- [Directive]: Set down each line of the data below exactly as it stands, dropping the pictures.

- [Stored records]:
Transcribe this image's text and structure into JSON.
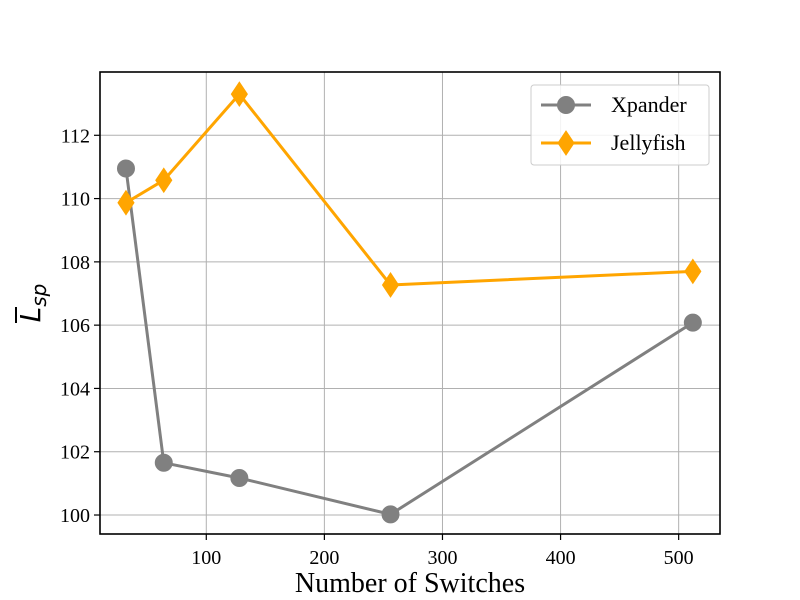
{
  "chart_data": {
    "type": "line",
    "xlabel": "Number of Switches",
    "ylabel": "L",
    "ylabel_subscript": "sp",
    "xlim": [
      10,
      535
    ],
    "ylim": [
      99.4,
      114.0
    ],
    "xticks": [
      100,
      200,
      300,
      400,
      500
    ],
    "yticks": [
      100,
      102,
      104,
      106,
      108,
      110,
      112
    ],
    "grid": true,
    "legend_position": "top-right",
    "series": [
      {
        "name": "Xpander",
        "color": "#808080",
        "marker": "circle",
        "x": [
          32,
          64,
          128,
          256,
          512
        ],
        "y": [
          110.95,
          101.65,
          101.17,
          100.02,
          106.08
        ]
      },
      {
        "name": "Jellyfish",
        "color": "#FFA500",
        "marker": "diamond",
        "x": [
          32,
          64,
          128,
          256,
          512
        ],
        "y": [
          109.87,
          110.58,
          113.3,
          107.27,
          107.7
        ]
      }
    ]
  }
}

- [Exercise output]:
Transcribe this image's text and structure into JSON.
{
  "chart_data": {
    "type": "line",
    "xlabel": "Number of Switches",
    "ylabel": "L",
    "ylabel_subscript": "sp",
    "xlim": [
      10,
      535
    ],
    "ylim": [
      99.4,
      114.0
    ],
    "xticks": [
      100,
      200,
      300,
      400,
      500
    ],
    "yticks": [
      100,
      102,
      104,
      106,
      108,
      110,
      112
    ],
    "grid": true,
    "legend_position": "top-right",
    "series": [
      {
        "name": "Xpander",
        "color": "#808080",
        "marker": "circle",
        "x": [
          32,
          64,
          128,
          256,
          512
        ],
        "y": [
          110.95,
          101.65,
          101.17,
          100.02,
          106.08
        ]
      },
      {
        "name": "Jellyfish",
        "color": "#FFA500",
        "marker": "diamond",
        "x": [
          32,
          64,
          128,
          256,
          512
        ],
        "y": [
          109.87,
          110.58,
          113.3,
          107.27,
          107.7
        ]
      }
    ]
  }
}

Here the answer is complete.